## To be done
Please write out the complete listing that follows, exactly as it reads.

[Extracted records]
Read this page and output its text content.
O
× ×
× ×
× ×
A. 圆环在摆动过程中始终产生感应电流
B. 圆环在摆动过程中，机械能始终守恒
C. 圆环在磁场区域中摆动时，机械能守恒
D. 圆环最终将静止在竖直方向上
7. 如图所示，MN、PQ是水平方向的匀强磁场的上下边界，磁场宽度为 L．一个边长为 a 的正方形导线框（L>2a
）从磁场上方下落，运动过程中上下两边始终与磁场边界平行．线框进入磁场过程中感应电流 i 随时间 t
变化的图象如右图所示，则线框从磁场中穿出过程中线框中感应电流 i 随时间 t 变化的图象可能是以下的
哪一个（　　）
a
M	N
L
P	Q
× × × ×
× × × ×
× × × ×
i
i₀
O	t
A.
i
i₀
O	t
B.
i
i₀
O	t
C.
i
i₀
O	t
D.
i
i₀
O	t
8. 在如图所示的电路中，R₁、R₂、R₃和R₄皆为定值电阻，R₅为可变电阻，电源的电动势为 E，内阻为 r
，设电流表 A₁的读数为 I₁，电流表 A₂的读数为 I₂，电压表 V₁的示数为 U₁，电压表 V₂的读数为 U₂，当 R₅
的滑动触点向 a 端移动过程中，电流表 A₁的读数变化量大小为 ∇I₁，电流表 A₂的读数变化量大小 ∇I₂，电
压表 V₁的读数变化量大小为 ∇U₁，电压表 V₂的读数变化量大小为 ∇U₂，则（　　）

## Response for this exercise
Read this page and output its text content.
O
× ×
× ×
× ×
A. 圆环在摆动过程中始终产生感应电流
B. 圆环在摆动过程中，机械能始终守恒
C. 圆环在磁场区域中摆动时，机械能守恒
D. 圆环最终将静止在竖直方向上
7. 如图所示，MN、PQ是水平方向的匀强磁场的上下边界，磁场宽度为 L．一个边长为 a 的正方形导线框（L>2a
）从磁场上方下落，运动过程中上下两边始终与磁场边界平行．线框进入磁场过程中感应电流 i 随时间 t
变化的图象如右图所示，则线框从磁场中穿出过程中线框中感应电流 i 随时间 t 变化的图象可能是以下的
哪一个（　　）
a
M	N
L
P	Q
× × × ×
× × × ×
× × × ×
i
i₀
O	t
A.
i
i₀
O	t
B.
i
i₀
O	t
C.
i
i₀
O	t
D.
i
i₀
O	t
8. 在如图所示的电路中，R₁、R₂、R₃和R₄皆为定值电阻，R₅为可变电阻，电源的电动势为 E，内阻为 r
，设电流表 A₁的读数为 I₁，电流表 A₂的读数为 I₂，电压表 V₁的示数为 U₁，电压表 V₂的读数为 U₂，当 R₅
的滑动触点向 a 端移动过程中，电流表 A₁的读数变化量大小为 ∇I₁，电流表 A₂的读数变化量大小 ∇I₂，电
压表 V₁的读数变化量大小为 ∇U₁，电压表 V₂的读数变化量大小为 ∇U₂，则（　　）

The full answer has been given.